• _THE REQUEST_
Extract the listing below in full, unchanged.

○ ○ ○ ○

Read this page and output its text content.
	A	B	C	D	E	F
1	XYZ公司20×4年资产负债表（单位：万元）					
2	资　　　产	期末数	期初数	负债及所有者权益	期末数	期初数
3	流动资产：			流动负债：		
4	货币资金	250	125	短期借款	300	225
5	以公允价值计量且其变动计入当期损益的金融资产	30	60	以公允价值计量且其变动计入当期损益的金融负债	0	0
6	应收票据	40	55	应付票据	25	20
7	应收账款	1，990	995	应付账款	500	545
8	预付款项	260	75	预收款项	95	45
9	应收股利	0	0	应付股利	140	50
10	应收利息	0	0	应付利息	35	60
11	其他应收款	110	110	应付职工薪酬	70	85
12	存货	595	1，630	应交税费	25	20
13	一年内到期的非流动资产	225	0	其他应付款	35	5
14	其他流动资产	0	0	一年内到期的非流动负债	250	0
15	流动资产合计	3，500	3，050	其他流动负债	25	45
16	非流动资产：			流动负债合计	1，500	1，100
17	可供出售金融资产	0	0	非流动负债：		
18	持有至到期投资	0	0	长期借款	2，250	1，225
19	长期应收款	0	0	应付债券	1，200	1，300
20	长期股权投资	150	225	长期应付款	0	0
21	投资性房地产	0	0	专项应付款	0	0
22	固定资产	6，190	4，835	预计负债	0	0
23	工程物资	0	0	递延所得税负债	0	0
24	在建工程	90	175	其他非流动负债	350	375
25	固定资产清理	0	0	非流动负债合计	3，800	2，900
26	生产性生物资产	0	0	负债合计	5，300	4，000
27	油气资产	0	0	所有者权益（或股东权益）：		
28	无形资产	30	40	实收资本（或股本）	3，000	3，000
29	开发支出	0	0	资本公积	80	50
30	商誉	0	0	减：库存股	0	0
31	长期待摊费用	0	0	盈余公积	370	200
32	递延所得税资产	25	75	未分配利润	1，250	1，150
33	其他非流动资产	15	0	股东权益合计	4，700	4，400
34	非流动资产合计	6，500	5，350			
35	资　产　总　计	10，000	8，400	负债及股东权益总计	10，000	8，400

○ ○ ○ ○

• _TASK SOLUTION_
Read this page and output its text content.
	A	B	C	D	E	F
1	XYZ公司20×4年资产负债表（单位：万元）					
2	资　　　产	期末数	期初数	负债及所有者权益	期末数	期初数
3	流动资产：			流动负债：		
4	货币资金	250	125	短期借款	300	225
5	以公允价值计量且其变动计入当期损益的金融资产	30	60	以公允价值计量且其变动计入当期损益的金融负债	0	0
6	应收票据	40	55	应付票据	25	20
7	应收账款	1，990	995	应付账款	500	545
8	预付款项	260	75	预收款项	95	45
9	应收股利	0	0	应付股利	140	50
10	应收利息	0	0	应付利息	35	60
11	其他应收款	110	110	应付职工薪酬	70	85
12	存货	595	1，630	应交税费	25	20
13	一年内到期的非流动资产	225	0	其他应付款	35	5
14	其他流动资产	0	0	一年内到期的非流动负债	250	0
15	流动资产合计	3，500	3，050	其他流动负债	25	45
16	非流动资产：			流动负债合计	1，500	1，100
17	可供出售金融资产	0	0	非流动负债：		
18	持有至到期投资	0	0	长期借款	2，250	1，225
19	长期应收款	0	0	应付债券	1，200	1，300
20	长期股权投资	150	225	长期应付款	0	0
21	投资性房地产	0	0	专项应付款	0	0
22	固定资产	6，190	4，835	预计负债	0	0
23	工程物资	0	0	递延所得税负债	0	0
24	在建工程	90	175	其他非流动负债	350	375
25	固定资产清理	0	0	非流动负债合计	3，800	2，900
26	生产性生物资产	0	0	负债合计	5，300	4，000
27	油气资产	0	0	所有者权益（或股东权益）：		
28	无形资产	30	40	实收资本（或股本）	3，000	3，000
29	开发支出	0	0	资本公积	80	50
30	商誉	0	0	减：库存股	0	0
31	长期待摊费用	0	0	盈余公积	370	200
32	递延所得税资产	25	75	未分配利润	1，250	1，150
33	其他非流动资产	15	0	股东权益合计	4，700	4，400
34	非流动资产合计	6，500	5，350			
35	资　产　总　计	10，000	8，400	负债及股东权益总计	10，000	8，400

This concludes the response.